» **What you have to do**
In the records below, find the line with "Transcribe this image's" and repeat it and every line after it, exactly, without any pictures.

===

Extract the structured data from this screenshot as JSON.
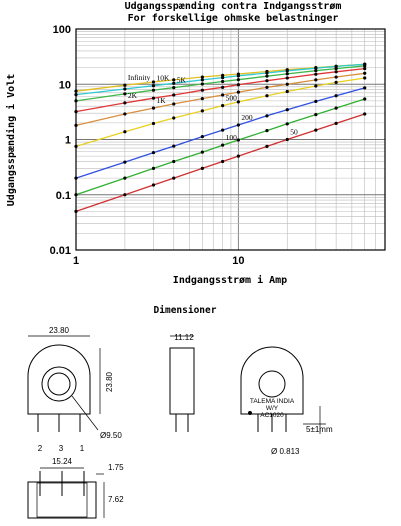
{
  "chart_data": {
    "type": "line",
    "title": "Udgangsspænding contra Indgangsstrøm",
    "subtitle": "For forskellige ohmske belastninger",
    "xlabel": "Indgangsstrøm i Amp",
    "ylabel": "Udgangsspænding i Volt",
    "x_scale": "log",
    "y_scale": "log",
    "xlim": [
      1,
      80
    ],
    "ylim": [
      0.01,
      100
    ],
    "x_ticks": [
      "1",
      "10"
    ],
    "y_ticks": [
      "100",
      "10",
      "1",
      "0.1",
      "0.01"
    ],
    "grid": true,
    "series": [
      {
        "name": "Infinity",
        "color": "#e0c020",
        "x": [
          1,
          2,
          3,
          4,
          6,
          8,
          10,
          15,
          20,
          30,
          40,
          60
        ],
        "y": [
          7.5,
          9.6,
          11,
          12,
          13.5,
          14.5,
          15.3,
          17,
          18.3,
          20,
          21.2,
          23
        ]
      },
      {
        "name": "10K",
        "color": "#30c8d0",
        "x": [
          1,
          2,
          3,
          4,
          6,
          8,
          10,
          15,
          20,
          30,
          40,
          60
        ],
        "y": [
          6.5,
          8.2,
          9.4,
          10.4,
          12,
          13.2,
          14.2,
          16,
          17.5,
          19.5,
          21,
          23
        ]
      },
      {
        "name": "5K",
        "color": "#40b848",
        "x": [
          1,
          2,
          3,
          4,
          6,
          8,
          10,
          15,
          20,
          30,
          40,
          60
        ],
        "y": [
          5,
          6.7,
          7.8,
          8.7,
          10.1,
          11.2,
          12.1,
          14,
          15.4,
          17.6,
          19.2,
          21.5
        ]
      },
      {
        "name": "2K",
        "color": "#e03838",
        "x": [
          1,
          2,
          3,
          4,
          6,
          8,
          10,
          15,
          20,
          30,
          40,
          60
        ],
        "y": [
          3.2,
          4.6,
          5.6,
          6.4,
          7.8,
          8.8,
          9.8,
          11.6,
          13,
          15.2,
          16.8,
          19.2
        ]
      },
      {
        "name": "1K",
        "color": "#d89040",
        "x": [
          1,
          2,
          3,
          4,
          6,
          8,
          10,
          15,
          20,
          30,
          40,
          60
        ],
        "y": [
          1.8,
          2.9,
          3.7,
          4.4,
          5.5,
          6.4,
          7.2,
          8.8,
          10,
          12,
          13.5,
          15.8
        ]
      },
      {
        "name": "500",
        "color": "#e8d020",
        "x": [
          1,
          2,
          3,
          4,
          6,
          8,
          10,
          15,
          20,
          30,
          40,
          60
        ],
        "y": [
          0.75,
          1.38,
          1.95,
          2.45,
          3.3,
          4.1,
          4.8,
          6.2,
          7.4,
          9.3,
          10.8,
          13
        ]
      },
      {
        "name": "200",
        "color": "#3050e0",
        "x": [
          1,
          2,
          3,
          4,
          6,
          8,
          10,
          15,
          20,
          30,
          40,
          60
        ],
        "y": [
          0.2,
          0.39,
          0.58,
          0.76,
          1.13,
          1.48,
          1.83,
          2.68,
          3.45,
          4.9,
          6.2,
          8.6
        ]
      },
      {
        "name": "100",
        "color": "#30b030",
        "x": [
          1,
          2,
          3,
          4,
          6,
          8,
          10,
          15,
          20,
          30,
          40,
          60
        ],
        "y": [
          0.1,
          0.2,
          0.3,
          0.4,
          0.59,
          0.79,
          0.98,
          1.45,
          1.92,
          2.82,
          3.7,
          5.4
        ]
      },
      {
        "name": "50",
        "color": "#d03030",
        "x": [
          1,
          2,
          3,
          4,
          6,
          8,
          10,
          15,
          20,
          30,
          40,
          60
        ],
        "y": [
          0.05,
          0.1,
          0.15,
          0.2,
          0.3,
          0.4,
          0.5,
          0.75,
          1.0,
          1.48,
          1.96,
          2.9
        ]
      }
    ],
    "series_labels": [
      "Infinity",
      "10K",
      "5K",
      "2K",
      "1K",
      "500",
      "200",
      "100",
      "50"
    ]
  },
  "dimensions": {
    "title": "Dimensioner",
    "width_front": "23.80",
    "height_front": "23.80",
    "depth": "11.12",
    "hole_dia": "Ø9.50",
    "pin_numbers": [
      "2",
      "3",
      "1"
    ],
    "pin_spacing": "15.24",
    "top_offset": "1.75",
    "base_height": "7.62",
    "pin_gap": "5±1mm",
    "pin_dia": "Ø 0.813",
    "marking_lines": [
      "TALEMA INDIA",
      "W/Y",
      "AC1020"
    ]
  }
}
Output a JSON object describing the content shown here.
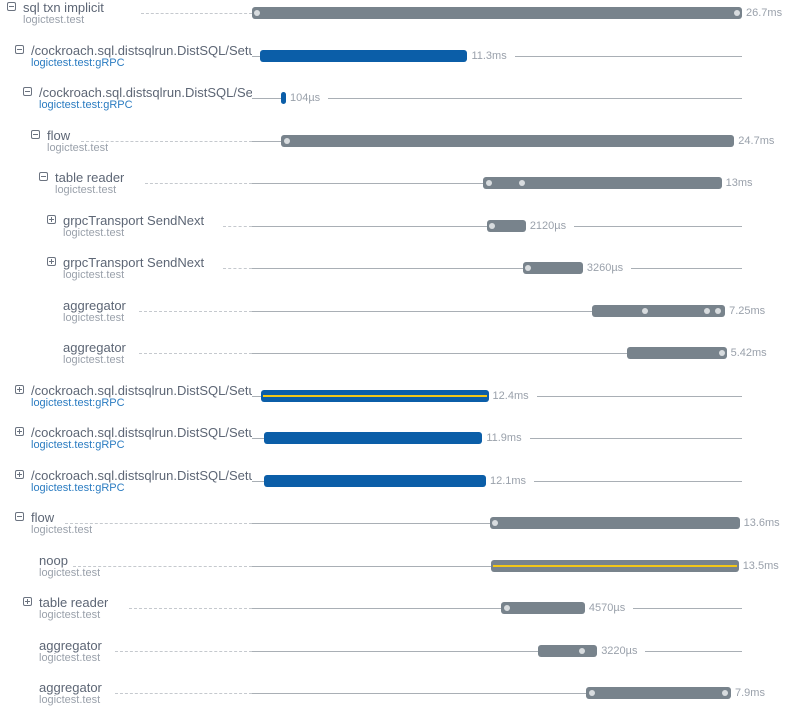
{
  "trace": {
    "total_ms": 26.7,
    "colors": {
      "gray_bar": "#78838c",
      "blue_bar": "#0b5ea8",
      "highlight": "#f2c617"
    },
    "spans": [
      {
        "name": "sql txn implicit",
        "service": "logictest.test",
        "depth": 0,
        "toggle": "collapse",
        "color": "gray",
        "start_ms": 0,
        "duration_ms": 26.7,
        "duration": "26.7ms",
        "logs_ms": [
          0.2,
          26.5
        ]
      },
      {
        "name": "/cockroach.sql.distsqlrun.DistSQL/SetupFlow",
        "service": "logictest.test:gRPC",
        "rpc": true,
        "depth": 1,
        "toggle": "collapse",
        "color": "blue",
        "start_ms": 0.44,
        "duration_ms": 11.3,
        "duration": "11.3ms",
        "logs_ms": []
      },
      {
        "name": "/cockroach.sql.distsqlrun.DistSQL/SetupFlow",
        "service": "logictest.test:gRPC",
        "rpc": true,
        "depth": 2,
        "toggle": "collapse",
        "color": "blue",
        "start_ms": 1.58,
        "duration_ms": 0.104,
        "duration": "104µs",
        "logs_ms": []
      },
      {
        "name": "flow",
        "service": "logictest.test",
        "depth": 3,
        "toggle": "collapse",
        "color": "gray",
        "start_ms": 1.58,
        "duration_ms": 24.7,
        "duration": "24.7ms",
        "logs_ms": [
          1.9
        ]
      },
      {
        "name": "table reader",
        "service": "logictest.test",
        "depth": 4,
        "toggle": "collapse",
        "color": "gray",
        "start_ms": 12.59,
        "duration_ms": 13,
        "duration": "13ms",
        "logs_ms": [
          12.9,
          14.7
        ]
      },
      {
        "name": "grpcTransport SendNext",
        "service": "logictest.test",
        "depth": 5,
        "toggle": "expand",
        "color": "gray",
        "start_ms": 12.8,
        "duration_ms": 2.12,
        "duration": "2120µs",
        "logs_ms": [
          13.0
        ]
      },
      {
        "name": "grpcTransport SendNext",
        "service": "logictest.test",
        "depth": 5,
        "toggle": "expand",
        "color": "gray",
        "start_ms": 14.77,
        "duration_ms": 3.26,
        "duration": "3260µs",
        "logs_ms": [
          15.0
        ]
      },
      {
        "name": "aggregator",
        "service": "logictest.test",
        "depth": 5,
        "toggle": null,
        "color": "gray",
        "start_ms": 18.53,
        "duration_ms": 7.25,
        "duration": "7.25ms",
        "logs_ms": [
          21.4,
          24.8,
          25.4
        ]
      },
      {
        "name": "aggregator",
        "service": "logictest.test",
        "depth": 5,
        "toggle": null,
        "color": "gray",
        "start_ms": 20.44,
        "duration_ms": 5.42,
        "duration": "5.42ms",
        "logs_ms": [
          25.6
        ]
      },
      {
        "name": "/cockroach.sql.distsqlrun.DistSQL/SetupFlow",
        "service": "logictest.test:gRPC",
        "rpc": true,
        "depth": 1,
        "toggle": "expand",
        "color": "blue",
        "highlight": true,
        "start_ms": 0.49,
        "duration_ms": 12.4,
        "duration": "12.4ms",
        "logs_ms": []
      },
      {
        "name": "/cockroach.sql.distsqlrun.DistSQL/SetupFlow",
        "service": "logictest.test:gRPC",
        "rpc": true,
        "depth": 1,
        "toggle": "expand",
        "color": "blue",
        "start_ms": 0.65,
        "duration_ms": 11.9,
        "duration": "11.9ms",
        "logs_ms": []
      },
      {
        "name": "/cockroach.sql.distsqlrun.DistSQL/SetupFlow",
        "service": "logictest.test:gRPC",
        "rpc": true,
        "depth": 1,
        "toggle": "expand",
        "color": "blue",
        "start_ms": 0.65,
        "duration_ms": 12.1,
        "duration": "12.1ms",
        "logs_ms": []
      },
      {
        "name": "flow",
        "service": "logictest.test",
        "depth": 1,
        "toggle": "collapse",
        "color": "gray",
        "start_ms": 12.97,
        "duration_ms": 13.6,
        "duration": "13.6ms",
        "logs_ms": [
          13.2
        ]
      },
      {
        "name": "noop",
        "service": "logictest.test",
        "depth": 2,
        "toggle": null,
        "color": "gray",
        "highlight": true,
        "start_ms": 13.02,
        "duration_ms": 13.5,
        "duration": "13.5ms",
        "logs_ms": []
      },
      {
        "name": "table reader",
        "service": "logictest.test",
        "depth": 2,
        "toggle": "expand",
        "color": "gray",
        "start_ms": 13.57,
        "duration_ms": 4.57,
        "duration": "4570µs",
        "logs_ms": [
          13.9
        ]
      },
      {
        "name": "aggregator",
        "service": "logictest.test",
        "depth": 2,
        "toggle": null,
        "color": "gray",
        "start_ms": 15.59,
        "duration_ms": 3.22,
        "duration": "3220µs",
        "logs_ms": [
          18.0
        ]
      },
      {
        "name": "aggregator",
        "service": "logictest.test",
        "depth": 2,
        "toggle": null,
        "color": "gray",
        "start_ms": 18.2,
        "duration_ms": 7.9,
        "duration": "7.9ms",
        "logs_ms": [
          18.5,
          25.8
        ]
      }
    ]
  }
}
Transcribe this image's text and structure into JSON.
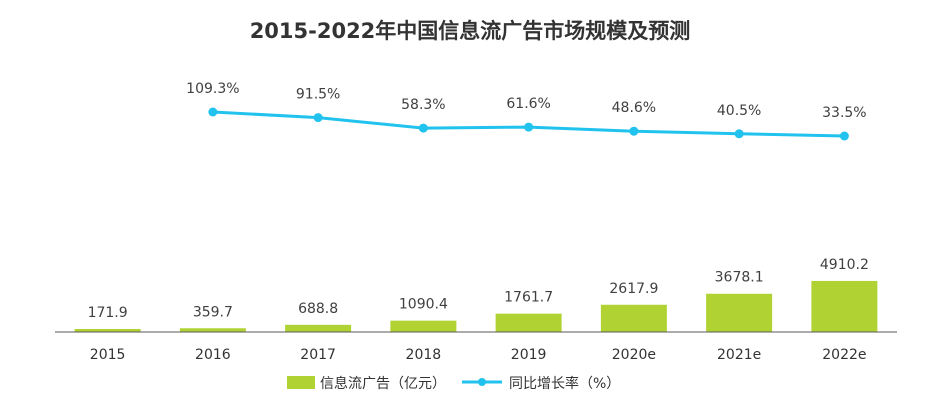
{
  "chart_data": {
    "type": "bar+line",
    "title": "2015-2022年中国信息流广告市场规模及预测",
    "categories": [
      "2015",
      "2016",
      "2017",
      "2018",
      "2019",
      "2020e",
      "2021e",
      "2022e"
    ],
    "series": [
      {
        "name": "信息流广告（亿元）",
        "type": "bar",
        "color": "#B0D232",
        "values": [
          171.9,
          359.7,
          688.8,
          1090.4,
          1761.7,
          2617.9,
          3678.1,
          4910.2
        ],
        "labels": [
          "171.9",
          "359.7",
          "688.8",
          "1090.4",
          "1761.7",
          "2617.9",
          "3678.1",
          "4910.2"
        ]
      },
      {
        "name": "同比增长率（%）",
        "type": "line",
        "color": "#21C3EE",
        "values": [
          null,
          109.3,
          91.5,
          58.3,
          61.6,
          48.6,
          40.5,
          33.5
        ],
        "labels": [
          "",
          "109.3%",
          "91.5%",
          "58.3%",
          "61.6%",
          "48.6%",
          "40.5%",
          "33.5%"
        ]
      }
    ],
    "legend_position": "bottom-center",
    "grid": false
  }
}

===

» **Output for this exercise**
Transcribe this image's text and structure into JSON.
{
  "chart_data": {
    "type": "bar+line",
    "title": "2015-2022年中国信息流广告市场规模及预测",
    "categories": [
      "2015",
      "2016",
      "2017",
      "2018",
      "2019",
      "2020e",
      "2021e",
      "2022e"
    ],
    "series": [
      {
        "name": "信息流广告（亿元）",
        "type": "bar",
        "color": "#B0D232",
        "values": [
          171.9,
          359.7,
          688.8,
          1090.4,
          1761.7,
          2617.9,
          3678.1,
          4910.2
        ],
        "labels": [
          "171.9",
          "359.7",
          "688.8",
          "1090.4",
          "1761.7",
          "2617.9",
          "3678.1",
          "4910.2"
        ]
      },
      {
        "name": "同比增长率（%）",
        "type": "line",
        "color": "#21C3EE",
        "values": [
          null,
          109.3,
          91.5,
          58.3,
          61.6,
          48.6,
          40.5,
          33.5
        ],
        "labels": [
          "",
          "109.3%",
          "91.5%",
          "58.3%",
          "61.6%",
          "48.6%",
          "40.5%",
          "33.5%"
        ]
      }
    ],
    "legend_position": "bottom-center",
    "grid": false
  }
}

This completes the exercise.